Extracted records:
<<<<

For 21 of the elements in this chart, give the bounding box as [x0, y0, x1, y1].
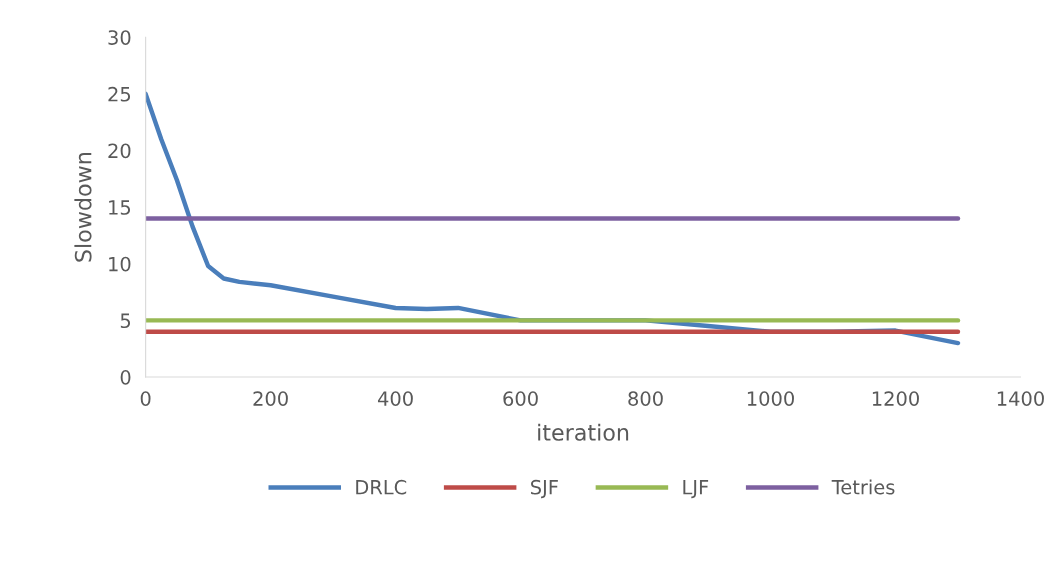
legend-label: Tetries	[831, 479, 895, 495]
y-tick-label: 0	[120, 369, 131, 385]
x-tick-label: 600	[503, 391, 538, 406]
x-tick-label: 1400	[997, 391, 1044, 406]
y-tick-label: 10	[109, 256, 131, 272]
y-axis-title: Slowdown	[74, 153, 92, 262]
x-axis-title: iteration	[538, 423, 629, 441]
x-tick-label: 400	[377, 391, 413, 406]
legend-label: LJF	[683, 480, 709, 499]
y-tick-label: 5	[120, 313, 131, 329]
y-tick-label: 30	[108, 30, 131, 45]
legend-label: SJF	[531, 479, 558, 499]
x-tick-label: 1200	[872, 391, 919, 406]
x-tick-label: 1000	[747, 391, 794, 406]
x-tick-label: 0	[140, 391, 151, 406]
y-tick-label: 20	[108, 143, 131, 159]
y-tick-label: 15	[109, 200, 131, 215]
y-tick-label: 25	[108, 86, 131, 102]
legend-label: DRLC	[356, 479, 407, 495]
x-tick-label: 200	[253, 391, 288, 406]
x-tick-label: 800	[628, 391, 663, 406]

>>>>

TO BE DONE
Rewrite the lines above as a JSON list of strings, one string per line, with blank lines and the picture left out.

WRITTEN REPLY
[
  "For 21 of the elements in this chart, give the bounding box as [x0, y0, x1, y1].",
  "legend-label: Tetries\t[831, 479, 895, 495]",
  "y-tick-label: 0\t[120, 369, 131, 385]",
  "x-tick-label: 600\t[503, 391, 538, 406]",
  "x-tick-label: 1400\t[997, 391, 1044, 406]",
  "y-tick-label: 10\t[109, 256, 131, 272]",
  "y-axis-title: Slowdown\t[74, 153, 92, 262]",
  "x-axis-title: iteration\t[538, 423, 629, 441]",
  "x-tick-label: 400\t[377, 391, 413, 406]",
  "legend-label: LJF\t[683, 480, 709, 499]",
  "y-tick-label: 5\t[120, 313, 131, 329]",
  "y-tick-label: 30\t[108, 30, 131, 45]",
  "legend-label: SJF\t[531, 479, 558, 499]",
  "x-tick-label: 1200\t[872, 391, 919, 406]",
  "x-tick-label: 1000\t[747, 391, 794, 406]",
  "x-tick-label: 0\t[140, 391, 151, 406]",
  "y-tick-label: 20\t[108, 143, 131, 159]",
  "y-tick-label: 15\t[109, 200, 131, 215]",
  "y-tick-label: 25\t[108, 86, 131, 102]",
  "legend-label: DRLC\t[356, 479, 407, 495]",
  "x-tick-label: 200\t[253, 391, 288, 406]",
  "x-tick-label: 800\t[628, 391, 663, 406]"
]